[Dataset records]
※

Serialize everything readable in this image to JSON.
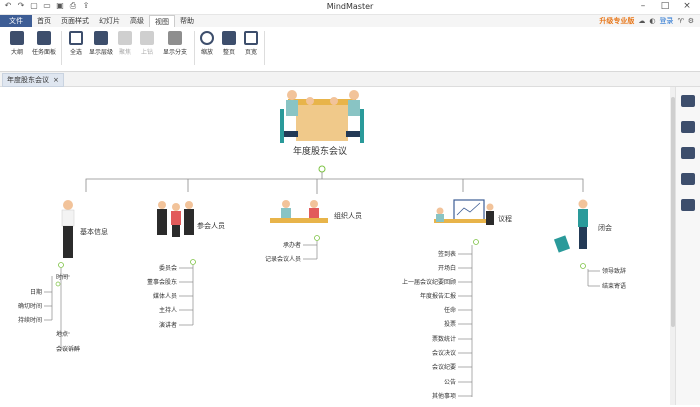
{
  "app": {
    "title": "MindMaster"
  },
  "quick_access": [
    "undo-icon",
    "redo-icon",
    "new-icon",
    "open-icon",
    "save-icon",
    "print-icon",
    "export-icon"
  ],
  "menu": {
    "file": "文件",
    "items": [
      "首页",
      "页面样式",
      "幻灯片",
      "高级",
      "视图",
      "帮助"
    ]
  },
  "account": {
    "upgrade": "升级专业版",
    "login": "登录"
  },
  "ribbon": [
    {
      "label": "大纲",
      "disabled": false
    },
    {
      "label": "任务面板",
      "disabled": false
    },
    {
      "label": "全选",
      "disabled": false
    },
    {
      "label": "显示层级",
      "disabled": false
    },
    {
      "label": "聚焦",
      "disabled": true
    },
    {
      "label": "上钻",
      "disabled": true
    },
    {
      "label": "显示分支",
      "disabled": false
    },
    {
      "label": "缩放",
      "disabled": false
    },
    {
      "label": "整页",
      "disabled": false
    },
    {
      "label": "页宽",
      "disabled": false
    }
  ],
  "document_tab": {
    "label": "年度股东会议",
    "close": "×"
  },
  "mindmap": {
    "root": "年度股东会议",
    "branches": [
      {
        "label": "基本信息",
        "items": [
          "时间",
          "日期",
          "确切时间",
          "持续时间",
          "地点",
          "会议诉醉"
        ]
      },
      {
        "label": "参会人员",
        "items": [
          "委员会",
          "董事会股东",
          "媒体人员",
          "主持人",
          "演讲者"
        ]
      },
      {
        "label": "组织人员",
        "items": [
          "承办者",
          "记录会议人员"
        ]
      },
      {
        "label": "议程",
        "items": [
          "签到表",
          "开场白",
          "上一届会议纪要回顾",
          "年度报告汇报",
          "任命",
          "投票",
          "票数统计",
          "会议决议",
          "会议纪要",
          "公告",
          "其他事项"
        ]
      },
      {
        "label": "闭会",
        "items": [
          "领导致辞",
          "结束寄语"
        ]
      }
    ]
  },
  "colors": {
    "accent": "#3d5d95",
    "line": "#8a8a8a",
    "collapse": "#7cc242"
  }
}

※

▶ _INSTRUCTIONS TO FOLLOW_
Reproduce each record above by retyping it exactly; omit all images.

▶ _COMPLETE ANSWER_
Serialize everything readable in this image to JSON.
{
  "app": {
    "title": "MindMaster"
  },
  "quick_access": [
    "undo-icon",
    "redo-icon",
    "new-icon",
    "open-icon",
    "save-icon",
    "print-icon",
    "export-icon"
  ],
  "menu": {
    "file": "文件",
    "items": [
      "首页",
      "页面样式",
      "幻灯片",
      "高级",
      "视图",
      "帮助"
    ]
  },
  "account": {
    "upgrade": "升级专业版",
    "login": "登录"
  },
  "ribbon": [
    {
      "label": "大纲",
      "disabled": false
    },
    {
      "label": "任务面板",
      "disabled": false
    },
    {
      "label": "全选",
      "disabled": false
    },
    {
      "label": "显示层级",
      "disabled": false
    },
    {
      "label": "聚焦",
      "disabled": true
    },
    {
      "label": "上钻",
      "disabled": true
    },
    {
      "label": "显示分支",
      "disabled": false
    },
    {
      "label": "缩放",
      "disabled": false
    },
    {
      "label": "整页",
      "disabled": false
    },
    {
      "label": "页宽",
      "disabled": false
    }
  ],
  "document_tab": {
    "label": "年度股东会议",
    "close": "×"
  },
  "mindmap": {
    "root": "年度股东会议",
    "branches": [
      {
        "label": "基本信息",
        "items": [
          "时间",
          "日期",
          "确切时间",
          "持续时间",
          "地点",
          "会议诉醉"
        ]
      },
      {
        "label": "参会人员",
        "items": [
          "委员会",
          "董事会股东",
          "媒体人员",
          "主持人",
          "演讲者"
        ]
      },
      {
        "label": "组织人员",
        "items": [
          "承办者",
          "记录会议人员"
        ]
      },
      {
        "label": "议程",
        "items": [
          "签到表",
          "开场白",
          "上一届会议纪要回顾",
          "年度报告汇报",
          "任命",
          "投票",
          "票数统计",
          "会议决议",
          "会议纪要",
          "公告",
          "其他事项"
        ]
      },
      {
        "label": "闭会",
        "items": [
          "领导致辞",
          "结束寄语"
        ]
      }
    ]
  },
  "colors": {
    "accent": "#3d5d95",
    "line": "#8a8a8a",
    "collapse": "#7cc242"
  }
}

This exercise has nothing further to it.